I bet that you know all the Italian gestures. Well, at least the most famous ones, right? Italians are famous for waving their hands when they talk. It’s part of their communication style and a surely interesting thing to learn. But did you know that there are gestures that can help you learn Italian too?
That’s right. Gestures are powerful. Whether you use them to speak more “like an Italian” or to help yourself learn Italian, they can be a great source of support.
In this article, I would like to tell you more about the nature of the Italian gestures and also about other types of gestures that can come to your rescue when you’re trying to learn Italian.
The Internet is full of memes about Italian gestures. Especially about the worldwide famous Italian hand. But gestures in Italian are an important part of the communication style.
Some gestures reinforce what people say. In that case, they go together with words. An example could be moving one hand backward when talking about past events, or forward when talking about future events.
Other gestures, on the other hand, have a specific meaning and replace words or entire sentences. An example of this is the so-called “Italian hand” that I talked about before. This gesture can be used without words and it means either “cosa vuoi?” (what do you want?) or “cosa stai dicendo?” (what are you talking about?”).
Another famous gesture with a clear specific meaning is the one representing the devil’s horns. This one can mean a couple of things: people use it to either keep bad luck away or to insult someone else.
Gestures to learn Italian
Gestures, in general, are so much more than a crucial part of the Italian communication style. They can also come in handy when you’re trying to learn Italian. In particular, they can be a great helper when you want to:
- learn and remember new words
- learn new sounds
- understand what someone is saying
Let’s find out more about them and let’s see how to use them to help you when you’re in the challenging process of learning Italian.

◆ **RECORD SET**:

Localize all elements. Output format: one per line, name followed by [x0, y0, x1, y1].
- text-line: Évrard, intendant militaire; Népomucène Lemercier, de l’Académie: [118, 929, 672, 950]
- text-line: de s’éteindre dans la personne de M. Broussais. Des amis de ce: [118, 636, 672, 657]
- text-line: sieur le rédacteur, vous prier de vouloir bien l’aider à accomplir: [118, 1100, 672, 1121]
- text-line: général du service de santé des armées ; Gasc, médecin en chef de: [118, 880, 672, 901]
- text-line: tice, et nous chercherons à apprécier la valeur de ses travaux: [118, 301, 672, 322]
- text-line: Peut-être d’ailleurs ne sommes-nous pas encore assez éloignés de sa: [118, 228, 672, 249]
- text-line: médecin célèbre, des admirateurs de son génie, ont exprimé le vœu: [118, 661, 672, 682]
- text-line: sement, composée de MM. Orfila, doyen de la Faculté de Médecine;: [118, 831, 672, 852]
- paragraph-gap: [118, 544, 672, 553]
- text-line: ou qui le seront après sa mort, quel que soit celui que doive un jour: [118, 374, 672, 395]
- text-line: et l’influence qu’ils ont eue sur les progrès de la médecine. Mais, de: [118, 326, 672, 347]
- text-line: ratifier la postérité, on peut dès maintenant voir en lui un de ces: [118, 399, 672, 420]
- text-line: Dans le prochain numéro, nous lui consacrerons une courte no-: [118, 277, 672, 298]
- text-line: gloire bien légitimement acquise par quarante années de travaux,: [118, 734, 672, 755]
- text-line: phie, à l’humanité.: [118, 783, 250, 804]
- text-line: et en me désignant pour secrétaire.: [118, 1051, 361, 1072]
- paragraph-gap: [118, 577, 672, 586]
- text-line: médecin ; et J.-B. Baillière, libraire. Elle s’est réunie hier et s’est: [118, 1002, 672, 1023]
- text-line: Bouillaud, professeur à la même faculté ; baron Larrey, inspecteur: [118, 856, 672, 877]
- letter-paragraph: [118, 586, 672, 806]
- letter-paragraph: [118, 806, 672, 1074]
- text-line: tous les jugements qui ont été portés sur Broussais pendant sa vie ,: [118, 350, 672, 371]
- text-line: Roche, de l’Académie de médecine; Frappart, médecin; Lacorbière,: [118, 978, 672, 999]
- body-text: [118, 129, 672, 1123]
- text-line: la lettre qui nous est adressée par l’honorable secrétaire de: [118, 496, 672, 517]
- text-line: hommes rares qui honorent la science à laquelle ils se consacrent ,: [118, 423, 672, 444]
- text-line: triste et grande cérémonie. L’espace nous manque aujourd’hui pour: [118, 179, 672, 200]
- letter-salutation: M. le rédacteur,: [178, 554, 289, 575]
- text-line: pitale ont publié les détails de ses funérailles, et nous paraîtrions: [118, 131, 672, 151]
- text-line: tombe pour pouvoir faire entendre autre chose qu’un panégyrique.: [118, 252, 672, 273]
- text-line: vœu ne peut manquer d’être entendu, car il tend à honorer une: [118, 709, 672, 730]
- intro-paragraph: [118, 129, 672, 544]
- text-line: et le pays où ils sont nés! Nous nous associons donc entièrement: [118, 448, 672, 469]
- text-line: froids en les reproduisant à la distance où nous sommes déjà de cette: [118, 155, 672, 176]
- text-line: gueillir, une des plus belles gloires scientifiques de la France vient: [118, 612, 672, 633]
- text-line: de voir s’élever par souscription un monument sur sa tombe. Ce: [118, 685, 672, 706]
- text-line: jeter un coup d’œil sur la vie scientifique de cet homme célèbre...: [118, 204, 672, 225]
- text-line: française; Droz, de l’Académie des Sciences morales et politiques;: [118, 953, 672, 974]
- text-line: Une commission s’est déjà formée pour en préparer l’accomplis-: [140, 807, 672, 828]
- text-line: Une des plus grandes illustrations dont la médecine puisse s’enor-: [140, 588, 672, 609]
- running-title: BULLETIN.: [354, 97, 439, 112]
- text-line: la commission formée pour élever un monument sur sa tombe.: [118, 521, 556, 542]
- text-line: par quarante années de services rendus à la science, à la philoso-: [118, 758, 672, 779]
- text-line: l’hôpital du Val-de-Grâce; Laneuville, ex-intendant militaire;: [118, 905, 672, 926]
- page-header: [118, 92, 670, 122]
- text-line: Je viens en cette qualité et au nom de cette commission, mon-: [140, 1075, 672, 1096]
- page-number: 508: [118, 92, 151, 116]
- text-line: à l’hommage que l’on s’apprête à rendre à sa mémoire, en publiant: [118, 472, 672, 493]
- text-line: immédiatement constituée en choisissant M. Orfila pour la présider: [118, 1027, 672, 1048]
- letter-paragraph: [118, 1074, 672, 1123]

◆ **WHAT YOU NEED TO DO**:
1. According to the text on Italian gestures, what two purposes can the devil's horns gesture serve?
2. Copy word for word the rows starting at the first line of the rows and ending at the line that contains "- paragraph-gap: [118, 544, 672, 553]".
The rows are unrelated to the text on Italian gestures.

◆ **RESULTS FOR THE EXERCISE**:
1. People use it either to keep bad luck away or to insult someone else.

2.
Localize all elements. Output format: one per line, name followed by [x0, y0, x1, y1].
- text-line: Évrard, intendant militaire; Népomucène Lemercier, de l’Académie: [118, 929, 672, 950]
- text-line: de s’éteindre dans la personne de M. Broussais. Des amis de ce: [118, 636, 672, 657]
- text-line: sieur le rédacteur, vous prier de vouloir bien l’aider à accomplir: [118, 1100, 672, 1121]
- text-line: général du service de santé des armées ; Gasc, médecin en chef de: [118, 880, 672, 901]
- text-line: tice, et nous chercherons à apprécier la valeur de ses travaux: [118, 301, 672, 322]
- text-line: Peut-être d’ailleurs ne sommes-nous pas encore assez éloignés de sa: [118, 228, 672, 249]
- text-line: médecin célèbre, des admirateurs de son génie, ont exprimé le vœu: [118, 661, 672, 682]
- text-line: sement, composée de MM. Orfila, doyen de la Faculté de Médecine;: [118, 831, 672, 852]
- paragraph-gap: [118, 544, 672, 553]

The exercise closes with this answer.